* Begin *

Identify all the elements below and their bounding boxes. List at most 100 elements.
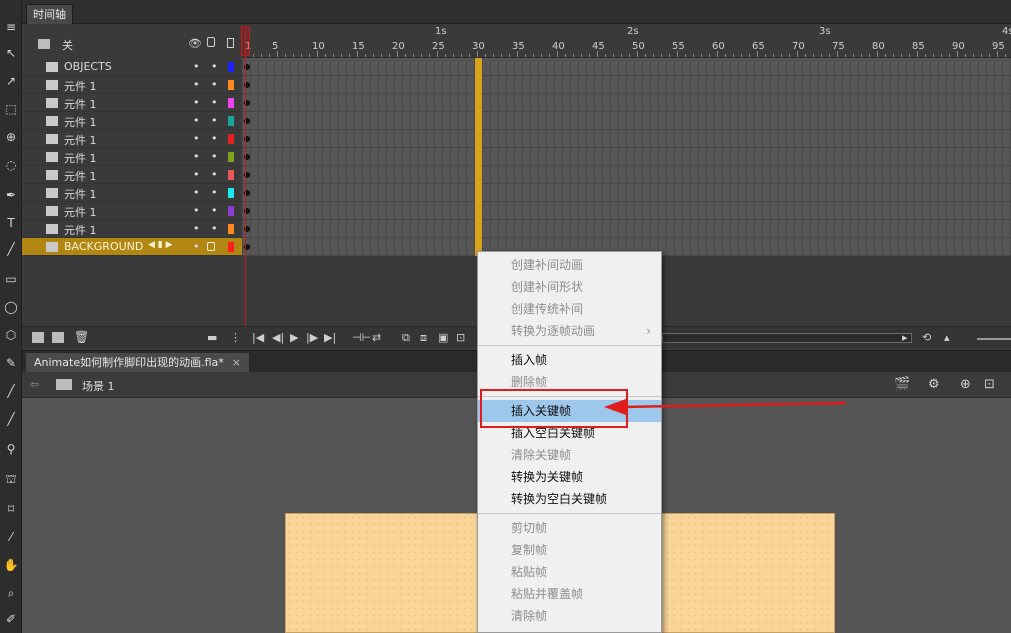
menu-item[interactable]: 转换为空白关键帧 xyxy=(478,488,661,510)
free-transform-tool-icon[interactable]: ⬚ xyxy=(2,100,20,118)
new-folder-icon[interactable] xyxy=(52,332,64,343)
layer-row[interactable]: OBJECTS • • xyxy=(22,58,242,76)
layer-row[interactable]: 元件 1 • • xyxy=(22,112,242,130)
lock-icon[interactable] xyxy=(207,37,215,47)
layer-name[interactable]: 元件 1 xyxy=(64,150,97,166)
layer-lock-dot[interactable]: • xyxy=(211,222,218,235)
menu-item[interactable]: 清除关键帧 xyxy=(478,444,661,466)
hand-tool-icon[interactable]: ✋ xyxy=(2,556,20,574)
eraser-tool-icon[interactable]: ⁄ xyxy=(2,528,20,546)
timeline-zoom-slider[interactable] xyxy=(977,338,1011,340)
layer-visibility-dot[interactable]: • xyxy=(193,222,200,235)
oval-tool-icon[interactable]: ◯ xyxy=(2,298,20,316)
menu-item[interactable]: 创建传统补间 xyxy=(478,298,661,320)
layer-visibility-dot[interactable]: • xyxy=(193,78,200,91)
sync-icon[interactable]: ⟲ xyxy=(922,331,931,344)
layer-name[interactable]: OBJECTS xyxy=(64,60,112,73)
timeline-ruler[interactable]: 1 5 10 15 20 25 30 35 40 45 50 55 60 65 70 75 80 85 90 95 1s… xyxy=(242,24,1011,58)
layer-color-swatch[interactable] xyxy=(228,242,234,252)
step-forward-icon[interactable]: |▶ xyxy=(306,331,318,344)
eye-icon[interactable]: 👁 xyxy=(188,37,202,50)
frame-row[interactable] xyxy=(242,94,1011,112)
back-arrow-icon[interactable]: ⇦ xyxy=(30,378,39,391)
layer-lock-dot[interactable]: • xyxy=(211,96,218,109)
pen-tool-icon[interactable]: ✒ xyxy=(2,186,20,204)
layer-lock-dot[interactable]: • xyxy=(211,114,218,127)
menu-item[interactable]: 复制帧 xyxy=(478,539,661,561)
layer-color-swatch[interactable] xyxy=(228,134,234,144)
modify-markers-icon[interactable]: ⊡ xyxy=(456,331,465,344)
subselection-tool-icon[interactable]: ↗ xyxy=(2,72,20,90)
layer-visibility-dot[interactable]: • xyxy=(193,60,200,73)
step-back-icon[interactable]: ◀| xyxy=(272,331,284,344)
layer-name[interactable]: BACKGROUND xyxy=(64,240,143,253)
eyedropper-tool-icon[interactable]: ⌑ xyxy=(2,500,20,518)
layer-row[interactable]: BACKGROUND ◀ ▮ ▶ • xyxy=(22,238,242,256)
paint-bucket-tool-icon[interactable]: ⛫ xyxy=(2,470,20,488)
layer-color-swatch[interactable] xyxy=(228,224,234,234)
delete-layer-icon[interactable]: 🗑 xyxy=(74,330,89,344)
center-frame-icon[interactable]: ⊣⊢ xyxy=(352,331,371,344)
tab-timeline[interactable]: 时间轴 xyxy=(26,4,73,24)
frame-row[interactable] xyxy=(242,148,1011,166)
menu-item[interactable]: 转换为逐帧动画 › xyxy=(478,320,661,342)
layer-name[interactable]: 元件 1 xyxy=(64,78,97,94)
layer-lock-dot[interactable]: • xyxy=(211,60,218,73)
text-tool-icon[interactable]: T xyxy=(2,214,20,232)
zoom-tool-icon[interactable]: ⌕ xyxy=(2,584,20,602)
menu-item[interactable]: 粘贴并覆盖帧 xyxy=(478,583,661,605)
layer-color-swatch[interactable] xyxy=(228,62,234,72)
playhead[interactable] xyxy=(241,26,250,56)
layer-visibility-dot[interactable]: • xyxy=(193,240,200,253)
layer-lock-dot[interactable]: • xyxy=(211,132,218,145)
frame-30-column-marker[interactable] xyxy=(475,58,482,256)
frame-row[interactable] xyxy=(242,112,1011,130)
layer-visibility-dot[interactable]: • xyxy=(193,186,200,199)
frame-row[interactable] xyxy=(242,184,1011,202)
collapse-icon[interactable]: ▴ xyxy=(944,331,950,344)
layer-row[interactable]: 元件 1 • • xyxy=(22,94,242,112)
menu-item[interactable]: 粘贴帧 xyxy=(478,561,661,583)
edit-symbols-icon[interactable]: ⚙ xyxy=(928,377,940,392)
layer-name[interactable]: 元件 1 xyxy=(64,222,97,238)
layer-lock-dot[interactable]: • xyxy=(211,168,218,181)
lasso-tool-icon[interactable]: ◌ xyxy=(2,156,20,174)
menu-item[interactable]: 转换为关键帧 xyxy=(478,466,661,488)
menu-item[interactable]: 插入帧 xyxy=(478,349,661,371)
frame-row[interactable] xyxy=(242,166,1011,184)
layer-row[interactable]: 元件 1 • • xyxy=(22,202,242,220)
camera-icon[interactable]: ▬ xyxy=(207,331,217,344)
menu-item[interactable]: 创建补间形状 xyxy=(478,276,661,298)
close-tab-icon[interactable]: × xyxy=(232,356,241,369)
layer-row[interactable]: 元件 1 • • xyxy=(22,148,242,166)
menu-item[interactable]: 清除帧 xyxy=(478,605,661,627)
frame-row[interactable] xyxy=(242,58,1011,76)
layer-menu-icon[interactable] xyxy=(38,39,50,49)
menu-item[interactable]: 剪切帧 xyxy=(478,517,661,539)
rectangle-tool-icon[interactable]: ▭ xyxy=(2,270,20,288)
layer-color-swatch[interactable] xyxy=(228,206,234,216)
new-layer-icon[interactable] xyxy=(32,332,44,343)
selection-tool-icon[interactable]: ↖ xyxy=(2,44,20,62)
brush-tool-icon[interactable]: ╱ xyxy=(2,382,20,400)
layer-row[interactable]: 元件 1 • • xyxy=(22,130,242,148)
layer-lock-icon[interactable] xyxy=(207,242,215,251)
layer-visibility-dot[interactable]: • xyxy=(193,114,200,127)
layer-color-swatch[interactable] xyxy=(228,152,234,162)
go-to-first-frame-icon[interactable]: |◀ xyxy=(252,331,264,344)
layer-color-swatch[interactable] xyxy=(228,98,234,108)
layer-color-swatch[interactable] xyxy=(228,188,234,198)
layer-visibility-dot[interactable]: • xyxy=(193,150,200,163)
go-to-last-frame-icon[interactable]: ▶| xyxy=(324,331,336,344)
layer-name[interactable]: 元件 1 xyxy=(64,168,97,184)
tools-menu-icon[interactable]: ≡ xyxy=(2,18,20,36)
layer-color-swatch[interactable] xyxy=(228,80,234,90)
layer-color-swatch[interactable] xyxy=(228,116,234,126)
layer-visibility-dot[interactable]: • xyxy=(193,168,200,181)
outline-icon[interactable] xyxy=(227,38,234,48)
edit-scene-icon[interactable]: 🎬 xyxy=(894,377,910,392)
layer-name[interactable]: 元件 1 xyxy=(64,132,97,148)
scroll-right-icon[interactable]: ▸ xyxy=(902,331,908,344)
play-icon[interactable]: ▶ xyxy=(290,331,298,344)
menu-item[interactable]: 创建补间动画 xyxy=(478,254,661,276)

* End *

- WHAT IS BEING ASKED: Rewrite the lines of all the records above as a numbered list, skipping any blank lines and omitting the pictures.

- WRITTEN SOLUTION:
1. Identify all the elements below and their bounding boxes. List at most 100 elements.
2. menu-item[interactable]: 转换为空白关键帧 xyxy=(478,488,661,510)
3. free-transform-tool-icon[interactable]: ⬚ xyxy=(2,100,20,118)
4. new-folder-icon[interactable] xyxy=(52,332,64,343)
5. layer-row[interactable]: OBJECTS • • xyxy=(22,58,242,76)
6. layer-row[interactable]: 元件 1 • • xyxy=(22,112,242,130)
7. lock-icon[interactable] xyxy=(207,37,215,47)
8. layer-name[interactable]: 元件 1 xyxy=(64,150,97,166)
9. layer-lock-dot[interactable]: • xyxy=(211,222,218,235)
10. menu-item[interactable]: 清除关键帧 xyxy=(478,444,661,466)
11. hand-tool-icon[interactable]: ✋ xyxy=(2,556,20,574)
12. eraser-tool-icon[interactable]: ⁄ xyxy=(2,528,20,546)
13. timeline-zoom-slider[interactable] xyxy=(977,338,1011,340)
14. layer-visibility-dot[interactable]: • xyxy=(193,222,200,235)
15. oval-tool-icon[interactable]: ◯ xyxy=(2,298,20,316)
16. menu-item[interactable]: 创建传统补间 xyxy=(478,298,661,320)
17. layer-visibility-dot[interactable]: • xyxy=(193,78,200,91)
18. sync-icon[interactable]: ⟲ xyxy=(922,331,931,344)
19. layer-name[interactable]: OBJECTS xyxy=(64,60,112,73)
20. timeline-ruler[interactable]: 1 5 10 15 20 25 30 35 40 45 50 55 60 65 70 75 80 85 90 95 1s… xyxy=(242,24,1011,58)
21. layer-color-swatch[interactable] xyxy=(228,242,234,252)
22. step-forward-icon[interactable]: |▶ xyxy=(306,331,318,344)
23. eye-icon[interactable]: 👁 xyxy=(188,37,202,50)
24. frame-row[interactable] xyxy=(242,94,1011,112)
25. back-arrow-icon[interactable]: ⇦ xyxy=(30,378,39,391)
26. layer-lock-dot[interactable]: • xyxy=(211,96,218,109)
27. pen-tool-icon[interactable]: ✒ xyxy=(2,186,20,204)
28. layer-lock-dot[interactable]: • xyxy=(211,114,218,127)
29. menu-item[interactable]: 复制帧 xyxy=(478,539,661,561)
30. layer-color-swatch[interactable] xyxy=(228,134,234,144)
31. modify-markers-icon[interactable]: ⊡ xyxy=(456,331,465,344)
32. subselection-tool-icon[interactable]: ↗ xyxy=(2,72,20,90)
33. layer-visibility-dot[interactable]: • xyxy=(193,60,200,73)
34. step-back-icon[interactable]: ◀| xyxy=(272,331,284,344)
35. layer-name[interactable]: BACKGROUND xyxy=(64,240,143,253)
36. eyedropper-tool-icon[interactable]: ⌑ xyxy=(2,500,20,518)
37. layer-row[interactable]: BACKGROUND ◀ ▮ ▶ • xyxy=(22,238,242,256)
38. paint-bucket-tool-icon[interactable]: ⛫ xyxy=(2,470,20,488)
39. layer-color-swatch[interactable] xyxy=(228,224,234,234)
40. delete-layer-icon[interactable]: 🗑 xyxy=(74,330,89,344)
41. center-frame-icon[interactable]: ⊣⊢ xyxy=(352,331,371,344)
42. tab-timeline[interactable]: 时间轴 xyxy=(26,4,73,24)
43. frame-row[interactable] xyxy=(242,148,1011,166)
44. menu-item[interactable]: 转换为逐帧动画 › xyxy=(478,320,661,342)
45. layer-name[interactable]: 元件 1 xyxy=(64,78,97,94)
46. layer-lock-dot[interactable]: • xyxy=(211,60,218,73)
47. text-tool-icon[interactable]: T xyxy=(2,214,20,232)
48. zoom-tool-icon[interactable]: ⌕ xyxy=(2,584,20,602)
49. menu-item[interactable]: 粘贴并覆盖帧 xyxy=(478,583,661,605)
50. layer-color-swatch[interactable] xyxy=(228,62,234,72)
51. playhead[interactable] xyxy=(241,26,250,56)
52. layer-visibility-dot[interactable]: • xyxy=(193,240,200,253)
53. layer-lock-dot[interactable]: • xyxy=(211,132,218,145)
54. frame-30-column-marker[interactable] xyxy=(475,58,482,256)
55. frame-row[interactable] xyxy=(242,112,1011,130)
56. layer-visibility-dot[interactable]: • xyxy=(193,186,200,199)
57. frame-row[interactable] xyxy=(242,184,1011,202)
58. collapse-icon[interactable]: ▴ xyxy=(944,331,950,344)
59. layer-row[interactable]: 元件 1 • • xyxy=(22,94,242,112)
60. menu-item[interactable]: 粘贴帧 xyxy=(478,561,661,583)
61. edit-symbols-icon[interactable]: ⚙ xyxy=(928,377,940,392)
62. layer-name[interactable]: 元件 1 xyxy=(64,222,97,238)
63. layer-lock-dot[interactable]: • xyxy=(211,168,218,181)
64. lasso-tool-icon[interactable]: ◌ xyxy=(2,156,20,174)
65. menu-item[interactable]: 转换为关键帧 xyxy=(478,466,661,488)
66. menu-item[interactable]: 插入帧 xyxy=(478,349,661,371)
67. frame-row[interactable] xyxy=(242,166,1011,184)
68. layer-row[interactable]: 元件 1 • • xyxy=(22,202,242,220)
69. camera-icon[interactable]: ▬ xyxy=(207,331,217,344)
70. menu-item[interactable]: 创建补间形状 xyxy=(478,276,661,298)
71. close-tab-icon[interactable]: × xyxy=(232,356,241,369)
72. layer-row[interactable]: 元件 1 • • xyxy=(22,148,242,166)
73. menu-item[interactable]: 清除帧 xyxy=(478,605,661,627)
74. frame-row[interactable] xyxy=(242,58,1011,76)
75. layer-menu-icon[interactable] xyxy=(38,39,50,49)
76. menu-item[interactable]: 剪切帧 xyxy=(478,517,661,539)
77. rectangle-tool-icon[interactable]: ▭ xyxy=(2,270,20,288)
78. layer-color-swatch[interactable] xyxy=(228,206,234,216)
79. new-layer-icon[interactable] xyxy=(32,332,44,343)
80. selection-tool-icon[interactable]: ↖ xyxy=(2,44,20,62)
81. brush-tool-icon[interactable]: ╱ xyxy=(2,382,20,400)
82. layer-row[interactable]: 元件 1 • • xyxy=(22,130,242,148)
83. layer-lock-icon[interactable] xyxy=(207,242,215,251)
84. layer-visibility-dot[interactable]: • xyxy=(193,114,200,127)
85. layer-color-swatch[interactable] xyxy=(228,152,234,162)
86. go-to-first-frame-icon[interactable]: |◀ xyxy=(252,331,264,344)
87. layer-color-swatch[interactable] xyxy=(228,98,234,108)
88. layer-color-swatch[interactable] xyxy=(228,188,234,198)
89. layer-visibility-dot[interactable]: • xyxy=(193,150,200,163)
90. go-to-last-frame-icon[interactable]: ▶| xyxy=(324,331,336,344)
91. layer-name[interactable]: 元件 1 xyxy=(64,168,97,184)
92. tools-menu-icon[interactable]: ≡ xyxy=(2,18,20,36)
93. layer-color-swatch[interactable] xyxy=(228,80,234,90)
94. layer-color-swatch[interactable] xyxy=(228,116,234,126)
95. layer-visibility-dot[interactable]: • xyxy=(193,168,200,181)
96. outline-icon[interactable] xyxy=(227,38,234,48)
97. edit-scene-icon[interactable]: 🎬 xyxy=(894,377,910,392)
98. layer-name[interactable]: 元件 1 xyxy=(64,132,97,148)
99. scroll-right-icon[interactable]: ▸ xyxy=(902,331,908,344)
100. play-icon[interactable]: ▶ xyxy=(290,331,298,344)
101. menu-item[interactable]: 创建补间动画 xyxy=(478,254,661,276)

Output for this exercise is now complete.